**DATASET EXTRACT:**

- - - - -

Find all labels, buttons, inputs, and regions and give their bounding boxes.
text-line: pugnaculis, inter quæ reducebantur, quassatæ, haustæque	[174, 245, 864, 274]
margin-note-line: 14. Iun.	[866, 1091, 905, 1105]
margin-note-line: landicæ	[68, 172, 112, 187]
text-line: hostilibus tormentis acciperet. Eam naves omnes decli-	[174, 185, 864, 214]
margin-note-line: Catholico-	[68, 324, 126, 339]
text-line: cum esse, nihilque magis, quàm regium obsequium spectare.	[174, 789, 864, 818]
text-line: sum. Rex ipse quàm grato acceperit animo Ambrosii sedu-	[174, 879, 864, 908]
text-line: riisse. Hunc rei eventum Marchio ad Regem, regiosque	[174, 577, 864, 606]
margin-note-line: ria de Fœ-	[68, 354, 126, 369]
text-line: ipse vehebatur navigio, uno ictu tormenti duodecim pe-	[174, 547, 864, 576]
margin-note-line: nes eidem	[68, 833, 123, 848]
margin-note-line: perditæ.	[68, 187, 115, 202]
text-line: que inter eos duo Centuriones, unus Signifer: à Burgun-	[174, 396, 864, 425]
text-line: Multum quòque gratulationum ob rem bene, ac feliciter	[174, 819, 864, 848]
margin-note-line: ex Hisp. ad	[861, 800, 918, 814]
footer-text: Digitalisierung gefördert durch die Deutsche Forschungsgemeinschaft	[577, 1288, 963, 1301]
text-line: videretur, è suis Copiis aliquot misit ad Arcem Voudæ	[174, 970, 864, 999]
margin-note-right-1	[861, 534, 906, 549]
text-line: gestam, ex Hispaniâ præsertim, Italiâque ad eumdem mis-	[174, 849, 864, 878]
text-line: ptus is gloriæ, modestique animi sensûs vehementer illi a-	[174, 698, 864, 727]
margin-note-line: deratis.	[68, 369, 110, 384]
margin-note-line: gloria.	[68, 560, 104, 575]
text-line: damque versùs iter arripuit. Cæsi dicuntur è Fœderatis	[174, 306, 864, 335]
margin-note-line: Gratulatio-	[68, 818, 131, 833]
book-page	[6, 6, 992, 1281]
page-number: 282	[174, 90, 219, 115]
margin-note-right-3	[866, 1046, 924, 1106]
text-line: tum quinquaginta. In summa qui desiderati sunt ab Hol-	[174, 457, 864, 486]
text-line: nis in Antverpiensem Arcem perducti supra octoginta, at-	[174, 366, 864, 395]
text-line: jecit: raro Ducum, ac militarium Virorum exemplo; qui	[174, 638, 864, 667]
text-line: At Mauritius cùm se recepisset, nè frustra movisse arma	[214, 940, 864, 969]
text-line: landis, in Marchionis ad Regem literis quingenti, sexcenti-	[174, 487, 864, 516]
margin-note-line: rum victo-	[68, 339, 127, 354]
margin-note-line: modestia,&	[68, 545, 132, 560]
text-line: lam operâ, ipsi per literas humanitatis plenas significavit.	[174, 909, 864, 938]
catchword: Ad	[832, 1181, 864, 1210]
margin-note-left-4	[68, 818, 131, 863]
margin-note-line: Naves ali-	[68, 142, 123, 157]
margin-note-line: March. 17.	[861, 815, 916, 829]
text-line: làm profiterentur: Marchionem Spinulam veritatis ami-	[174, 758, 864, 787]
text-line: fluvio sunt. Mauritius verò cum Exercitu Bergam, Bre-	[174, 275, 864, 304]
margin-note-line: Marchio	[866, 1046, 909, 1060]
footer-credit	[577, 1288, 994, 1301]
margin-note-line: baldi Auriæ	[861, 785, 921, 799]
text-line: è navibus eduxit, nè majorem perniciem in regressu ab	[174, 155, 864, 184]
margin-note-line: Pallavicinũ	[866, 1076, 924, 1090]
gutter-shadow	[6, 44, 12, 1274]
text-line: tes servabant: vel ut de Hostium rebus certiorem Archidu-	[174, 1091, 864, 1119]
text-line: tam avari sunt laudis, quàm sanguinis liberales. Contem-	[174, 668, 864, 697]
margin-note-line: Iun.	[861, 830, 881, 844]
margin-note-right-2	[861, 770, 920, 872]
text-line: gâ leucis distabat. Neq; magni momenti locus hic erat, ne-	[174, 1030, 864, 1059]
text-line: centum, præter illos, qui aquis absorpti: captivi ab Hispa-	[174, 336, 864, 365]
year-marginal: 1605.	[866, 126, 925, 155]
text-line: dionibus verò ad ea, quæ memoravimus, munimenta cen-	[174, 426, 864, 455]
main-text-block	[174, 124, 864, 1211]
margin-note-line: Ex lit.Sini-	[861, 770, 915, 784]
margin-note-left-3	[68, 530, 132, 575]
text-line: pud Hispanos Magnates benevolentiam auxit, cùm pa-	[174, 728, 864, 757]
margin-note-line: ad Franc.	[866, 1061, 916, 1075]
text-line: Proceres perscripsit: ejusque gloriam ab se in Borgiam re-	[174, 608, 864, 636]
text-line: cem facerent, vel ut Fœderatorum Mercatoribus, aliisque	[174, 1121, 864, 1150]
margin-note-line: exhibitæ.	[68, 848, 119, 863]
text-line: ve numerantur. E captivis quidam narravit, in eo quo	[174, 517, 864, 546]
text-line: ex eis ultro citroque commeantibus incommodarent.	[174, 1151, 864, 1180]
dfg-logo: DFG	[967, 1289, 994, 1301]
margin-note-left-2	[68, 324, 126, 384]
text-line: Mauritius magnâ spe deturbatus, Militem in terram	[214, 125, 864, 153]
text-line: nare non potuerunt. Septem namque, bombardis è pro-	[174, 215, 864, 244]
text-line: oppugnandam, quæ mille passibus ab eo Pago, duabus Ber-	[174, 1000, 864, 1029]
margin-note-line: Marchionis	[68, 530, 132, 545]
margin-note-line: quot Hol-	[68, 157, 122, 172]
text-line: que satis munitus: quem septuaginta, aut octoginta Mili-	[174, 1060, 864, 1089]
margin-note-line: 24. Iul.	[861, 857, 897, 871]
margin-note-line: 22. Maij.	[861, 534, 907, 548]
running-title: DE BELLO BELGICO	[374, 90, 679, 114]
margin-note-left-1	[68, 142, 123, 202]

- - - - -

**TASK INSTRUCTIONS:** Copy everything from the start of the entries down to the line containing "text-line: nis in", substituting "Dux" for "Marchio" and keeping everything else unchanged.

**OUTPUT FOR THIS TASK:**
Find all labels, buttons, inputs, and regions and give their bounding boxes.
text-line: pugnaculis, inter quæ reducebantur, quassatæ, haustæque	[174, 245, 864, 274]
margin-note-line: 14. Iun.	[866, 1091, 905, 1105]
margin-note-line: landicæ	[68, 172, 112, 187]
text-line: hostilibus tormentis acciperet. Eam naves omnes decli-	[174, 185, 864, 214]
margin-note-line: Catholico-	[68, 324, 126, 339]
text-line: cum esse, nihilque magis, quàm regium obsequium spectare.	[174, 789, 864, 818]
text-line: sum. Rex ipse quàm grato acceperit animo Ambrosii sedu-	[174, 879, 864, 908]
text-line: riisse. Hunc rei eventum Dux ad Regem, regiosque	[174, 577, 864, 606]
margin-note-line: ria de Fœ-	[68, 354, 126, 369]
text-line: ipse vehebatur navigio, uno ictu tormenti duodecim pe-	[174, 547, 864, 576]
margin-note-line: nes eidem	[68, 833, 123, 848]
margin-note-line: perditæ.	[68, 187, 115, 202]
text-line: que inter eos duo Centuriones, unus Signifer: à Burgun-	[174, 396, 864, 425]
text-line: Multum quòque gratulationum ob rem bene, ac feliciter	[174, 819, 864, 848]
margin-note-line: ex Hisp. ad	[861, 800, 918, 814]
footer-text: Digitalisierung gefördert durch die Deutsche Forschungsgemeinschaft	[577, 1288, 963, 1301]
text-line: videretur, è suis Copiis aliquot misit ad Arcem Voudæ	[174, 970, 864, 999]
margin-note-right-1	[861, 534, 906, 549]
text-line: gestam, ex Hispaniâ præsertim, Italiâque ad eumdem mis-	[174, 849, 864, 878]
text-line: ptus is gloriæ, modestique animi sensûs vehementer illi a-	[174, 698, 864, 727]
margin-note-line: deratis.	[68, 369, 110, 384]
margin-note-line: gloria.	[68, 560, 104, 575]
text-line: damque versùs iter arripuit. Cæsi dicuntur è Fœderatis	[174, 306, 864, 335]
margin-note-line: Gratulatio-	[68, 818, 131, 833]
book-page	[6, 6, 992, 1281]
page-number: 282	[174, 90, 219, 115]
margin-note-right-3	[866, 1046, 924, 1106]
text-line: tum quinquaginta. In summa qui desiderati sunt ab Hol-	[174, 457, 864, 486]
text-line: nis in Antverpiensem Arcem perducti supra octoginta, at-	[174, 366, 864, 395]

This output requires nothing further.